● DO THIS: Give every entry again, unchanged, and leave its images out.

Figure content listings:

######

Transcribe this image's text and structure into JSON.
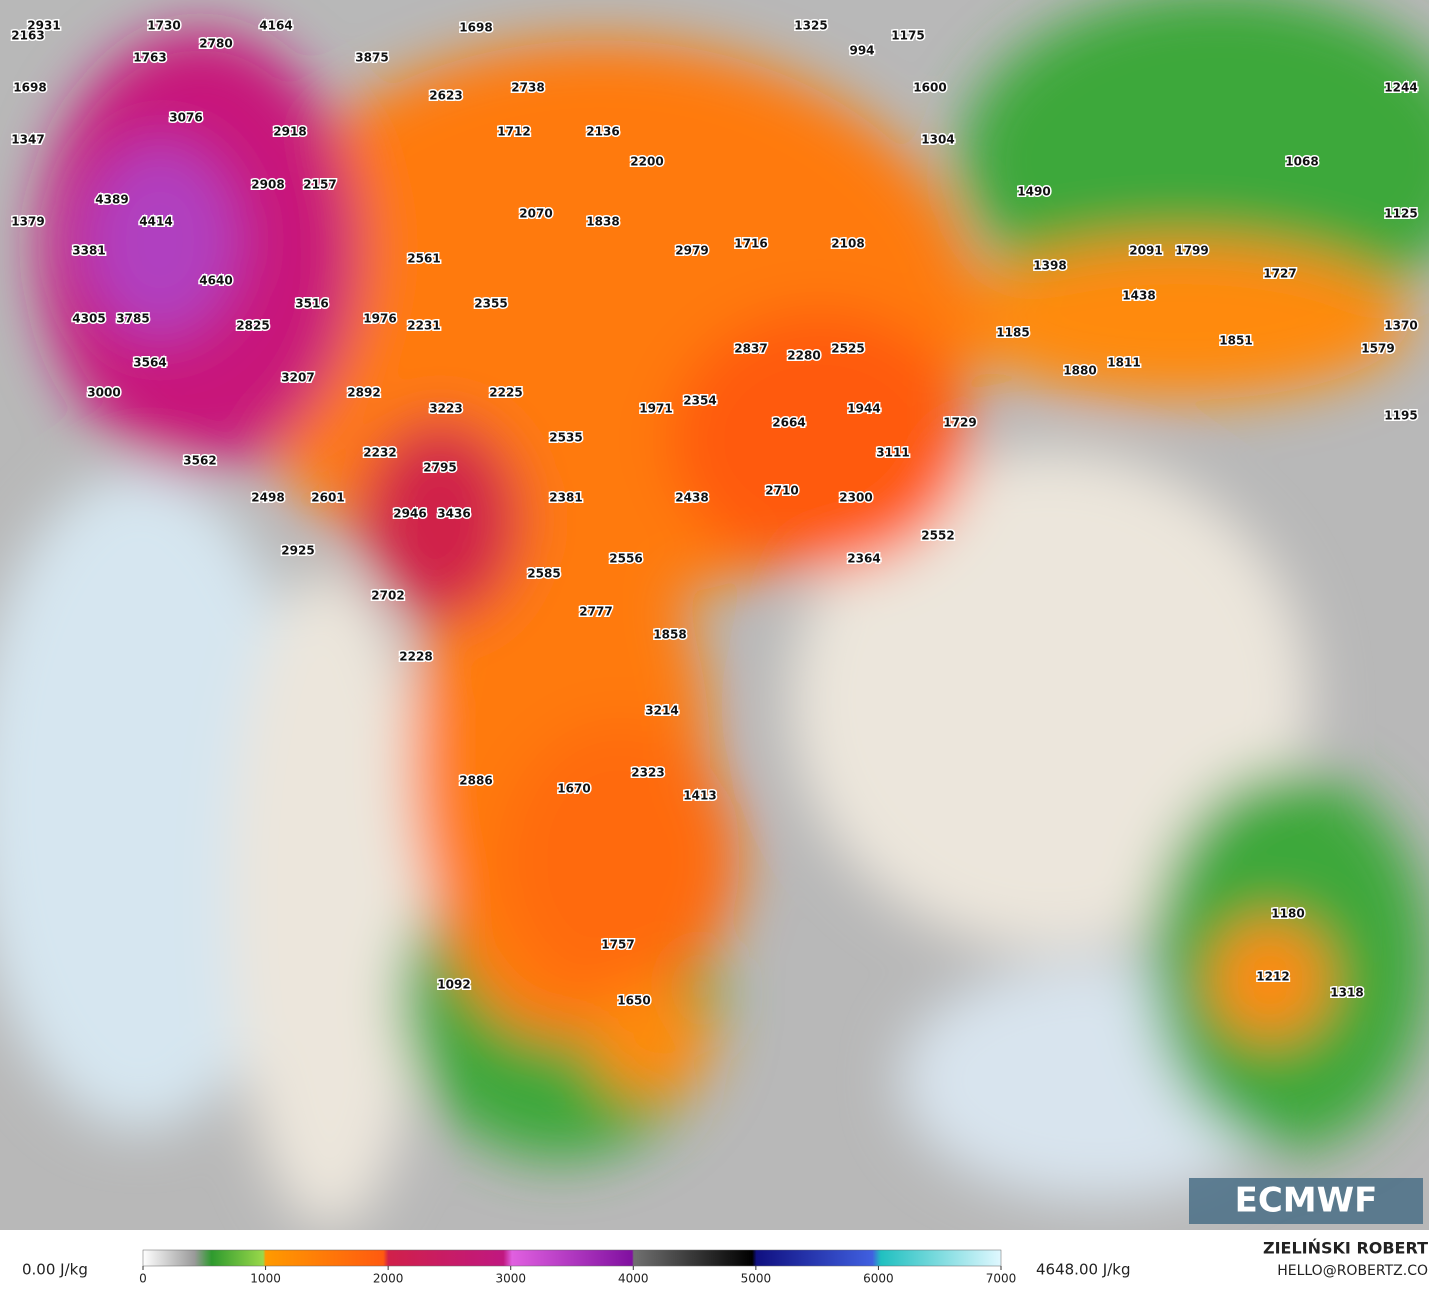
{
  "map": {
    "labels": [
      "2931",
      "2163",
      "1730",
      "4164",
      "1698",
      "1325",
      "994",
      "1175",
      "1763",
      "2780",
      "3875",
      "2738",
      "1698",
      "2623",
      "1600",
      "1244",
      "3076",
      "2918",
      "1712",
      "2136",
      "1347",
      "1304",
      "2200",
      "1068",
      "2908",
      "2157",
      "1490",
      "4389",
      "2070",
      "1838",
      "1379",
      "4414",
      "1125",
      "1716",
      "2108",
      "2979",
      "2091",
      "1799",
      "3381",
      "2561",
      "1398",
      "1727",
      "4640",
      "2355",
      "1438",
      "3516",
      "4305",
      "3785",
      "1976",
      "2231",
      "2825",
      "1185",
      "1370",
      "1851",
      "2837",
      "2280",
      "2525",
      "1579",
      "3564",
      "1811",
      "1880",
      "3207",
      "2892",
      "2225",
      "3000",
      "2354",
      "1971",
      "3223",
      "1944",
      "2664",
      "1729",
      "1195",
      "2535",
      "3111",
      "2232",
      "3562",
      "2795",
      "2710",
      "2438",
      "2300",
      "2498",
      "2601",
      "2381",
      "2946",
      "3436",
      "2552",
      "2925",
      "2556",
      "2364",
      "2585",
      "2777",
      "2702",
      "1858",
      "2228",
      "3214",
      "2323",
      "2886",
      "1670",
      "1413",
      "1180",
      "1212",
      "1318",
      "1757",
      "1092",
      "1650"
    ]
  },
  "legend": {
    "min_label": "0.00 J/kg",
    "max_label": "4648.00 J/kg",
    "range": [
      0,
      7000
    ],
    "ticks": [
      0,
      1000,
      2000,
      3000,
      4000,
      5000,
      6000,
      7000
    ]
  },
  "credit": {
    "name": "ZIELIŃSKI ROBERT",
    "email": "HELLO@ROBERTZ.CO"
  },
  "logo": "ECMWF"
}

######

● REPLY TO THE TASK:
Transcribe this image's text and structure into JSON.
{
  "map": {
    "labels": [
      "2931",
      "2163",
      "1730",
      "4164",
      "1698",
      "1325",
      "994",
      "1175",
      "1763",
      "2780",
      "3875",
      "2738",
      "1698",
      "2623",
      "1600",
      "1244",
      "3076",
      "2918",
      "1712",
      "2136",
      "1347",
      "1304",
      "2200",
      "1068",
      "2908",
      "2157",
      "1490",
      "4389",
      "2070",
      "1838",
      "1379",
      "4414",
      "1125",
      "1716",
      "2108",
      "2979",
      "2091",
      "1799",
      "3381",
      "2561",
      "1398",
      "1727",
      "4640",
      "2355",
      "1438",
      "3516",
      "4305",
      "3785",
      "1976",
      "2231",
      "2825",
      "1185",
      "1370",
      "1851",
      "2837",
      "2280",
      "2525",
      "1579",
      "3564",
      "1811",
      "1880",
      "3207",
      "2892",
      "2225",
      "3000",
      "2354",
      "1971",
      "3223",
      "1944",
      "2664",
      "1729",
      "1195",
      "2535",
      "3111",
      "2232",
      "3562",
      "2795",
      "2710",
      "2438",
      "2300",
      "2498",
      "2601",
      "2381",
      "2946",
      "3436",
      "2552",
      "2925",
      "2556",
      "2364",
      "2585",
      "2777",
      "2702",
      "1858",
      "2228",
      "3214",
      "2323",
      "2886",
      "1670",
      "1413",
      "1180",
      "1212",
      "1318",
      "1757",
      "1092",
      "1650"
    ]
  },
  "legend": {
    "min_label": "0.00 J/kg",
    "max_label": "4648.00 J/kg",
    "range": [
      0,
      7000
    ],
    "ticks": [
      0,
      1000,
      2000,
      3000,
      4000,
      5000,
      6000,
      7000
    ]
  },
  "credit": {
    "name": "ZIELIŃSKI ROBERT",
    "email": "HELLO@ROBERTZ.CO"
  },
  "logo": "ECMWF"
}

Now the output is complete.